Data entries:
◆ ◆ ◆ ◆ ◆ ◆ ◆

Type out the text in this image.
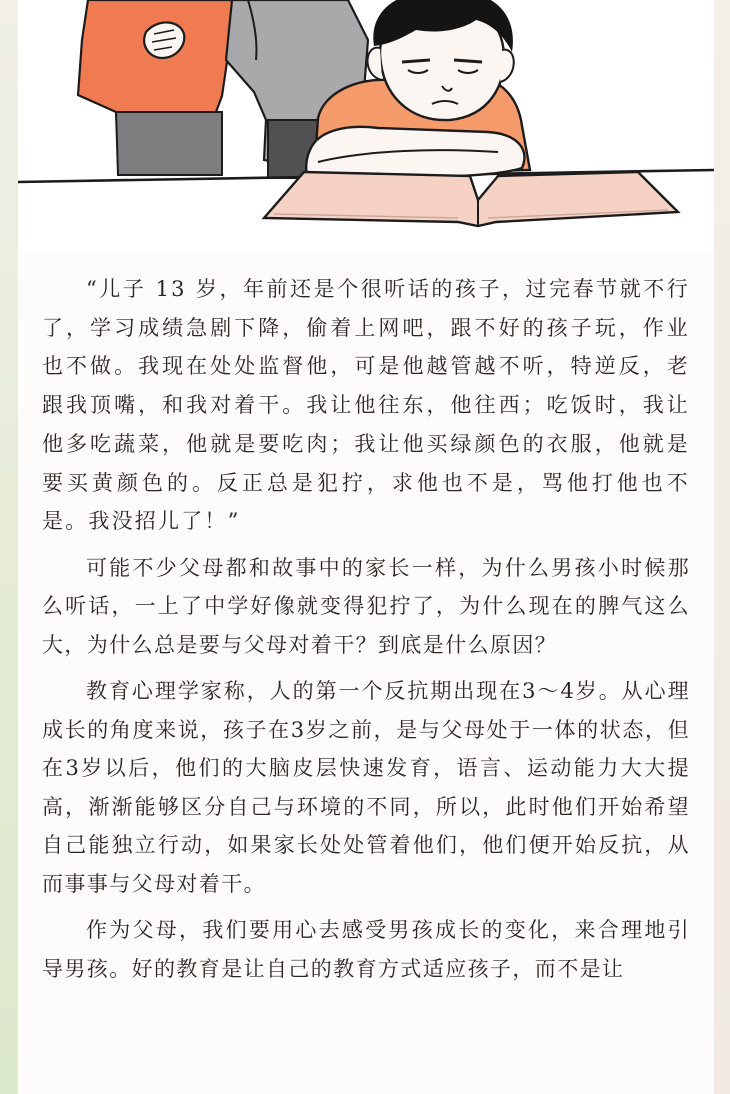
“儿子 13 岁，年前还是个很听话的孩子，过完春节就不行了，学习成绩急剧下降，偷着上网吧，跟不好的孩子玩，作业也不做。我现在处处监督他，可是他越管越不听，特逆反，老跟我顶嘴，和我对着干。我让他往东，他往西；吃饭时，我让他多吃蔬菜，他就是要吃肉；我让他买绿颜色的衣服，他就是要买黄颜色的。反正总是犯拧，求他也不是，骂他打他也不是。我没招儿了！”

可能不少父母都和故事中的家长一样，为什么男孩小时候那么听话，一上了中学好像就变得犯拧了，为什么现在的脾气这么大，为什么总是要与父母对着干？到底是什么原因？

教育心理学家称，人的第一个反抗期出现在3～4岁。从心理成长的角度来说，孩子在3岁之前，是与父母处于一体的状态，但在3岁以后，他们的大脑皮层快速发育，语言、运动能力大大提高，渐渐能够区分自己与环境的不同，所以，此时他们开始希望自己能独立行动，如果家长处处管着他们，他们便开始反抗，从而事事与父母对着干。

作为父母，我们要用心去感受男孩成长的变化，来合理地引导男孩。好的教育是让自己的教育方式适应孩子，而不是让
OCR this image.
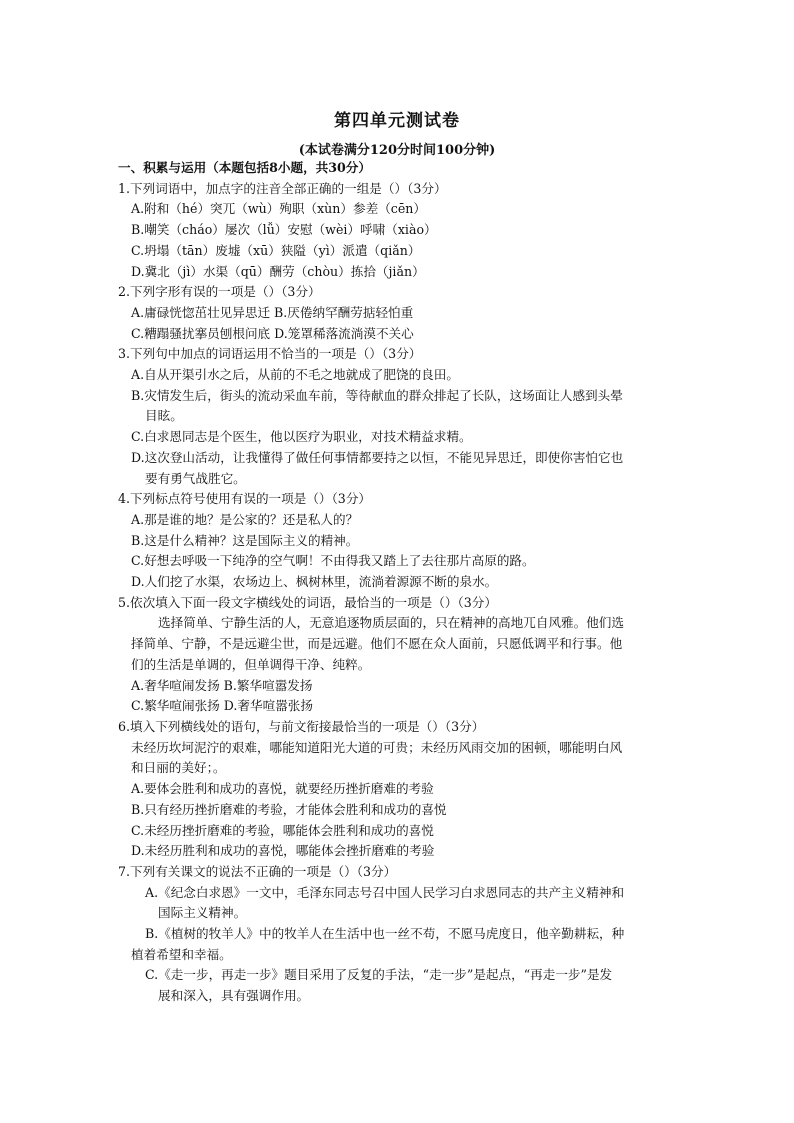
第四单元测试卷
(本试卷满分120分时间100分钟)
一、积累与运用（本题包括8小题，共30分）
1.下列词语中，加点字的注音全部正确的一组是（）（3分）
A.附和（hé）突兀（wù）殉职（xùn）参差（cēn）
B.嘲笑（cháo）屡次（lǚ）安慰（wèi）呼啸（xiào）
C.坍塌（tān）废墟（xū）狭隘（yì）派遣（qiǎn）
D.冀北（jì）水渠（qū）酬劳（chòu）拣拾（jiǎn）
2.下列字形有误的一项是（）（3分）
A.庸碌恍惚茁壮见异思迁 B.厌倦纳罕酬劳掂轻怕重
C.糟蹋骚扰搴员刨根问底 D.笼罩稀落流淌漠不关心
3.下列句中加点的词语运用不恰当的一项是（）（3分）
A.自从开渠引水之后，从前的不毛之地就成了肥饶的良田。
B.灾情发生后，街头的流动采血车前，等待献血的群众排起了长队，这场面让人感到头晕
目眩。
C.白求恩同志是个医生，他以医疗为职业，对技术精益求精。
D.这次登山活动，让我懂得了做任何事情都要持之以恒，不能见异思迁，即使你害怕它也
要有勇气战胜它。
4.下列标点符号使用有误的一项是（）（3分）
A.那是谁的地？是公家的？还是私人的？
B.这是什么精神？这是国际主义的精神。
C.好想去呼吸一下纯净的空气啊！不由得我又踏上了去往那片高原的路。
D.人们挖了水渠，农场边上、枫树林里，流淌着源源不断的泉水。
5.依次填入下面一段文字横线处的词语，最恰当的一项是（）（3分）
选择简单、宁静生活的人，无意追逐物质层面的，只在精神的高地兀自风雅。他们选
择简单、宁静，不是远避尘世，而是远避。他们不愿在众人面前，只愿低调平和行事。他
们的生活是单调的，但单调得干净、纯粹。
A.奢华喧闹发扬 B.繁华喧嚣发扬
C.繁华喧闹张扬 D.奢华喧嚣张扬
6.填入下列横线处的语句，与前文衔接最恰当的一项是（）（3分）
未经历坎坷泥泞的艰难，哪能知道阳光大道的可贵；未经历风雨交加的困顿，哪能明白风
和日丽的美好；。
A.要体会胜利和成功的喜悦，就要经历挫折磨难的考验
B.只有经历挫折磨难的考验，才能体会胜利和成功的喜悦
C.未经历挫折磨难的考验，哪能体会胜利和成功的喜悦
D.未经历胜利和成功的喜悦，哪能体会挫折磨难的考验
7.下列有关课文的说法不正确的一项是（）（3分）
A.《纪念白求恩》一文中，毛泽东同志号召中国人民学习白求恩同志的共产主义精神和
国际主义精神。
B.《植树的牧羊人》中的牧羊人在生活中也一丝不苟，不愿马虎度日，他辛勤耕耘，种
植着希望和幸福。
C.《走一步，再走一步》题目采用了反复的手法，“走一步”是起点，“再走一步”是发
展和深入，具有强调作用。
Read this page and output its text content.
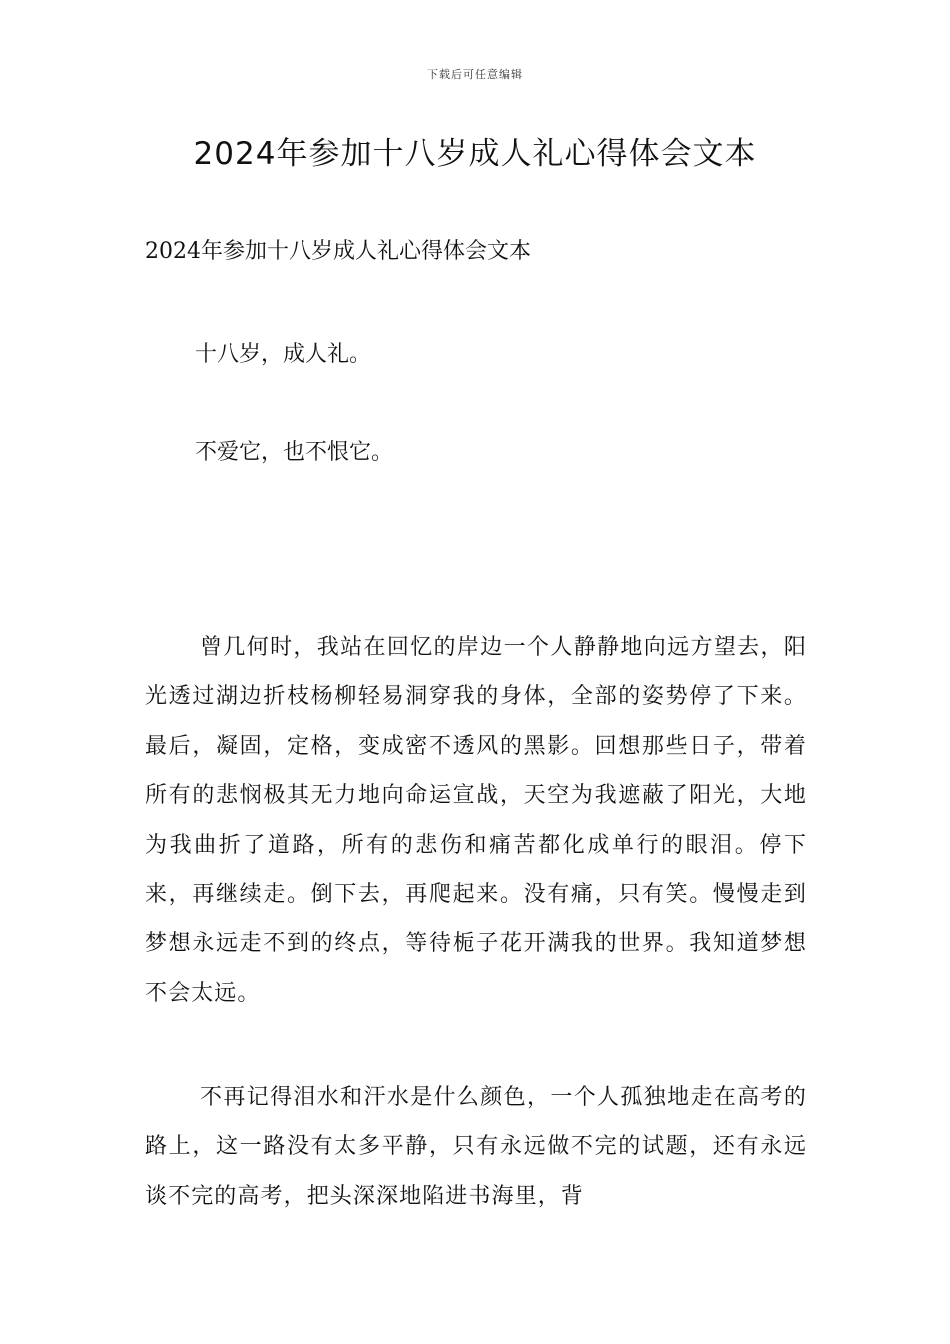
下载后可任意编辑
2024年参加十八岁成人礼心得体会文本

2024年参加十八岁成人礼心得体会文本

十八岁，成人礼。

不爱它，也不恨它。

曾几何时，我站在回忆的岸边一个人静静地向远方望去，阳光透过湖边折枝杨柳轻易洞穿我的身体，全部的姿势停了下来。最后，凝固，定格，变成密不透风的黑影。回想那些日子，带着所有的悲悯极其无力地向命运宣战，天空为我遮蔽了阳光，大地为我曲折了道路，所有的悲伤和痛苦都化成单行的眼泪。停下来，再继续走。倒下去，再爬起来。没有痛，只有笑。慢慢走到梦想永远走不到的终点，等待栀子花开满我的世界。我知道梦想不会太远。

不再记得泪水和汗水是什么颜色，一个人孤独地走在高考的路上，这一路没有太多平静，只有永远做不完的试题，还有永远谈不完的高考，把头深深地陷进书海里，背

◆ ◆ ◆ ◆ ◆ ◆ ◆

## Task description
Gather each line from the listing above that holds "text".

## Solution
Type out the text in this image.
Read this page and output its text content.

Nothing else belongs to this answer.